» **Task to complete**
Reproduce the listing below verbatim.

---------------

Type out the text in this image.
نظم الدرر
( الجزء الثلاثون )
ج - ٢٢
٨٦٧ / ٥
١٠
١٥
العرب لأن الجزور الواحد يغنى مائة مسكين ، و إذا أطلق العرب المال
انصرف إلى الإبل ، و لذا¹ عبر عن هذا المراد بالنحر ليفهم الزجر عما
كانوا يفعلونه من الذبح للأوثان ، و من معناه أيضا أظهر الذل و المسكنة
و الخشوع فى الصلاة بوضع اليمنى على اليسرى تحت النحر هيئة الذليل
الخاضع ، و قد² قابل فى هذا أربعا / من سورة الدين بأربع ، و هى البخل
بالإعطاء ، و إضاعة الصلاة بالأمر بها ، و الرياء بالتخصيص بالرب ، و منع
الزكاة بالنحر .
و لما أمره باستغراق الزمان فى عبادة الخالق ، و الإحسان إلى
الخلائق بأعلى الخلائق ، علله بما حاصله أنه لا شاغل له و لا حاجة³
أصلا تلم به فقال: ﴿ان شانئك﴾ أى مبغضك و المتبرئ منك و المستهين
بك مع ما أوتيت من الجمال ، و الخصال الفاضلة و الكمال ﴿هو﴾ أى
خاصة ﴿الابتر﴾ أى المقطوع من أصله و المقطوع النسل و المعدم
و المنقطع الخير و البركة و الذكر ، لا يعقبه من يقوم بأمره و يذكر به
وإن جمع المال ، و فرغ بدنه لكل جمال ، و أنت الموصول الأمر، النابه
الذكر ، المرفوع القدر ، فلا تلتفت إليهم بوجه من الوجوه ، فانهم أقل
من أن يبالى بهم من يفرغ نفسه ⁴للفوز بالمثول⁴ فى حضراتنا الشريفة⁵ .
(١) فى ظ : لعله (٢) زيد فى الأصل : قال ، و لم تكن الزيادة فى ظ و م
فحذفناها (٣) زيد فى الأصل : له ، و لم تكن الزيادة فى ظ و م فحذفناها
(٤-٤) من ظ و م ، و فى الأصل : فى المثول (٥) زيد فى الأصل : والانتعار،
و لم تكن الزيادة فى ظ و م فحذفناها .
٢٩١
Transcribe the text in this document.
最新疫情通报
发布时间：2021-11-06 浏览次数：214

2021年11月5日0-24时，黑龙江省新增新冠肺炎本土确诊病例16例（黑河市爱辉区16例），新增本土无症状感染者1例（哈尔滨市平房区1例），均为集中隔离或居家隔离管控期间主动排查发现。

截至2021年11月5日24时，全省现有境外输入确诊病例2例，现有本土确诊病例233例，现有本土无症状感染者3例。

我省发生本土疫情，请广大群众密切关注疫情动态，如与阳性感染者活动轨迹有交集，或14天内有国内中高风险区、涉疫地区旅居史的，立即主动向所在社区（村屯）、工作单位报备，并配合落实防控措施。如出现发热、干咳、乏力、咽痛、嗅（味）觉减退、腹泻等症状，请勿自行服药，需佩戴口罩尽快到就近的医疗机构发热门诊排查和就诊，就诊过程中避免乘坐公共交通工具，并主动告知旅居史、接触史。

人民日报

---------------

» **Reply to the exercise**
Type out the text in this image.
نظم الدرر
( الجزء الثلاثون )
ج - ٢٢
٨٦٧ / ٥
١٠
١٥
العرب لأن الجزور الواحد يغنى مائة مسكين ، و إذا أطلق العرب المال
انصرف إلى الإبل ، و لذا¹ عبر عن هذا المراد بالنحر ليفهم الزجر عما
كانوا يفعلونه من الذبح للأوثان ، و من معناه أيضا أظهر الذل و المسكنة
و الخشوع فى الصلاة بوضع اليمنى على اليسرى تحت النحر هيئة الذليل
الخاضع ، و قد² قابل فى هذا أربعا / من سورة الدين بأربع ، و هى البخل
بالإعطاء ، و إضاعة الصلاة بالأمر بها ، و الرياء بالتخصيص بالرب ، و منع
الزكاة بالنحر .
و لما أمره باستغراق الزمان فى عبادة الخالق ، و الإحسان إلى
الخلائق بأعلى الخلائق ، علله بما حاصله أنه لا شاغل له و لا حاجة³
أصلا تلم به فقال: ﴿ان شانئك﴾ أى مبغضك و المتبرئ منك و المستهين
بك مع ما أوتيت من الجمال ، و الخصال الفاضلة و الكمال ﴿هو﴾ أى
خاصة ﴿الابتر﴾ أى المقطوع من أصله و المقطوع النسل و المعدم
و المنقطع الخير و البركة و الذكر ، لا يعقبه من يقوم بأمره و يذكر به
وإن جمع المال ، و فرغ بدنه لكل جمال ، و أنت الموصول الأمر، النابه
الذكر ، المرفوع القدر ، فلا تلتفت إليهم بوجه من الوجوه ، فانهم أقل
من أن يبالى بهم من يفرغ نفسه ⁴للفوز بالمثول⁴ فى حضراتنا الشريفة⁵ .
(١) فى ظ : لعله (٢) زيد فى الأصل : قال ، و لم تكن الزيادة فى ظ و م
فحذفناها (٣) زيد فى الأصل : له ، و لم تكن الزيادة فى ظ و م فحذفناها
(٤-٤) من ظ و م ، و فى الأصل : فى المثول (٥) زيد فى الأصل : والانتعار،
و لم تكن الزيادة فى ظ و م فحذفناها .
٢٩١
Transcribe the text in this document.
最新疫情通报
发布时间：2021-11-06 浏览次数：214

2021年11月5日0-24时，黑龙江省新增新冠肺炎本土确诊病例16例（黑河市爱辉区16例），新增本土无症状感染者1例（哈尔滨市平房区1例），均为集中隔离或居家隔离管控期间主动排查发现。

截至2021年11月5日24时，全省现有境外输入确诊病例2例，现有本土确诊病例233例，现有本土无症状感染者3例。

我省发生本土疫情，请广大群众密切关注疫情动态，如与阳性感染者活动轨迹有交集，或14天内有国内中高风险区、涉疫地区旅居史的，立即主动向所在社区（村屯）、工作单位报备，并配合落实防控措施。如出现发热、干咳、乏力、咽痛、嗅（味）觉减退、腹泻等症状，请勿自行服药，需佩戴口罩尽快到就近的医疗机构发热门诊排查和就诊，就诊过程中避免乘坐公共交通工具，并主动告知旅居史、接触史。

人民日报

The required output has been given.